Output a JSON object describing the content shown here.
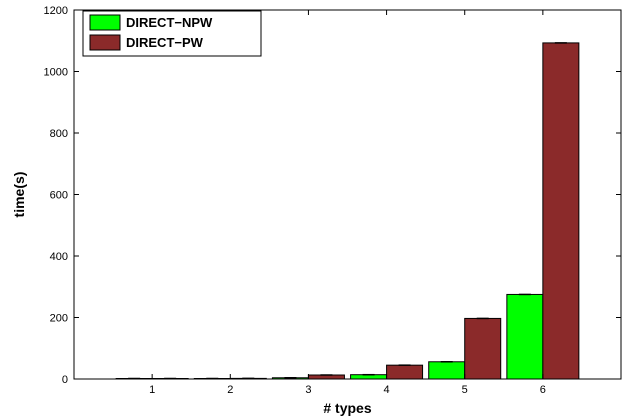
{
  "chart_data": {
    "type": "bar",
    "categories": [
      "1",
      "2",
      "3",
      "4",
      "5",
      "6"
    ],
    "series": [
      {
        "name": "DIRECT−NPW",
        "color": "#00ff00",
        "values": [
          0.5,
          0.8,
          4,
          14,
          56,
          275
        ]
      },
      {
        "name": "DIRECT−PW",
        "color": "#8b2a2a",
        "values": [
          1,
          2,
          13,
          45,
          197,
          1093
        ]
      }
    ],
    "xlabel": "# types",
    "ylabel": "time(s)",
    "ylim": [
      0,
      1200
    ],
    "yticks": [
      0,
      200,
      400,
      600,
      800,
      1000,
      1200
    ],
    "legend_position": "top-left",
    "grid": false,
    "error_bars": true
  }
}
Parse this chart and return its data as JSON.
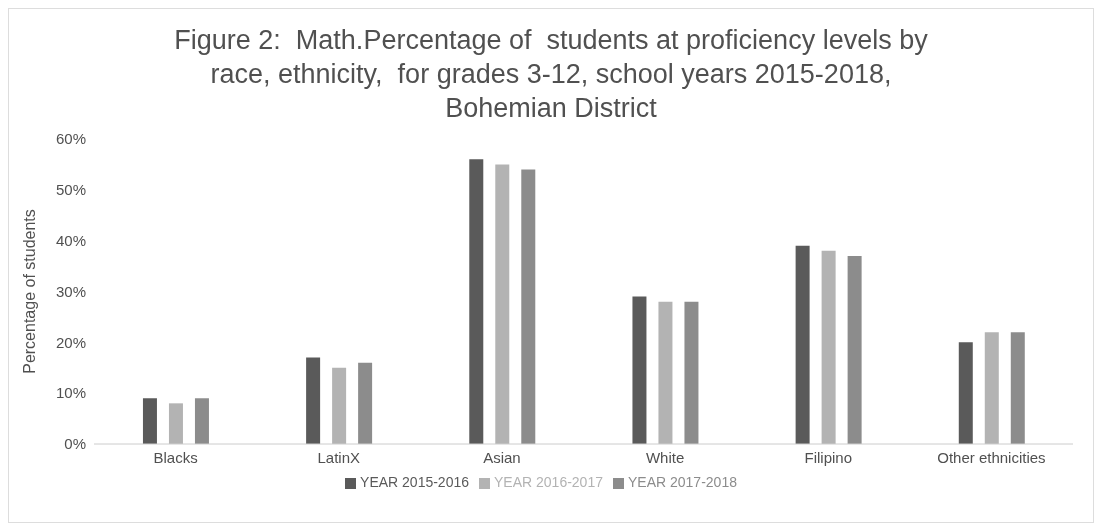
{
  "chart_data": {
    "type": "bar",
    "title": "Figure 2:  Math.Percentage of  students at proficiency levels by race, ethnicity,  for grades 3-12, school years 2015-2018, Bohemian District",
    "ylabel": "Percentage of students",
    "categories": [
      "Blacks",
      "LatinX",
      "Asian",
      "White",
      "Filipino",
      "Other ethnicities"
    ],
    "series": [
      {
        "name": "YEAR 2015-2016",
        "color": "#5a5a5a",
        "values": [
          9,
          17,
          56,
          29,
          39,
          20
        ]
      },
      {
        "name": "YEAR 2016-2017",
        "color": "#b3b3b3",
        "values": [
          8,
          15,
          55,
          28,
          38,
          22
        ]
      },
      {
        "name": "YEAR 2017-2018",
        "color": "#8c8c8c",
        "values": [
          9,
          16,
          54,
          28,
          37,
          22
        ]
      }
    ],
    "ylim": [
      0,
      60
    ],
    "yticks": [
      {
        "value": 0,
        "label": "0%"
      },
      {
        "value": 10,
        "label": "10%"
      },
      {
        "value": 20,
        "label": "20%"
      },
      {
        "value": 30,
        "label": "30%"
      },
      {
        "value": 40,
        "label": "40%"
      },
      {
        "value": 50,
        "label": "50%"
      },
      {
        "value": 60,
        "label": "60%"
      }
    ],
    "grid": false,
    "legend": "bottom"
  }
}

---

Each record should be quoted exactly, with the images omitted.

TASK RESPONSE:
Output a JSON object describing the content shown here.
{
  "chart_data": {
    "type": "bar",
    "categories": [
      "1",
      "2",
      "3",
      "4",
      "5",
      "6"
    ],
    "series": [
      {
        "name": "DIRECT−NPW",
        "color": "#00ff00",
        "values": [
          0.5,
          0.8,
          4,
          14,
          56,
          275
        ]
      },
      {
        "name": "DIRECT−PW",
        "color": "#8b2a2a",
        "values": [
          1,
          2,
          13,
          45,
          197,
          1093
        ]
      }
    ],
    "xlabel": "# types",
    "ylabel": "time(s)",
    "ylim": [
      0,
      1200
    ],
    "yticks": [
      0,
      200,
      400,
      600,
      800,
      1000,
      1200
    ],
    "legend_position": "top-left",
    "grid": false,
    "error_bars": true
  }
}
Parse this chart and return its data as JSON.
{
  "chart_data": {
    "type": "bar",
    "title": "Figure 2:  Math.Percentage of  students at proficiency levels by race, ethnicity,  for grades 3-12, school years 2015-2018, Bohemian District",
    "ylabel": "Percentage of students",
    "categories": [
      "Blacks",
      "LatinX",
      "Asian",
      "White",
      "Filipino",
      "Other ethnicities"
    ],
    "series": [
      {
        "name": "YEAR 2015-2016",
        "color": "#5a5a5a",
        "values": [
          9,
          17,
          56,
          29,
          39,
          20
        ]
      },
      {
        "name": "YEAR 2016-2017",
        "color": "#b3b3b3",
        "values": [
          8,
          15,
          55,
          28,
          38,
          22
        ]
      },
      {
        "name": "YEAR 2017-2018",
        "color": "#8c8c8c",
        "values": [
          9,
          16,
          54,
          28,
          37,
          22
        ]
      }
    ],
    "ylim": [
      0,
      60
    ],
    "yticks": [
      {
        "value": 0,
        "label": "0%"
      },
      {
        "value": 10,
        "label": "10%"
      },
      {
        "value": 20,
        "label": "20%"
      },
      {
        "value": 30,
        "label": "30%"
      },
      {
        "value": 40,
        "label": "40%"
      },
      {
        "value": 50,
        "label": "50%"
      },
      {
        "value": 60,
        "label": "60%"
      }
    ],
    "grid": false,
    "legend": "bottom"
  }
}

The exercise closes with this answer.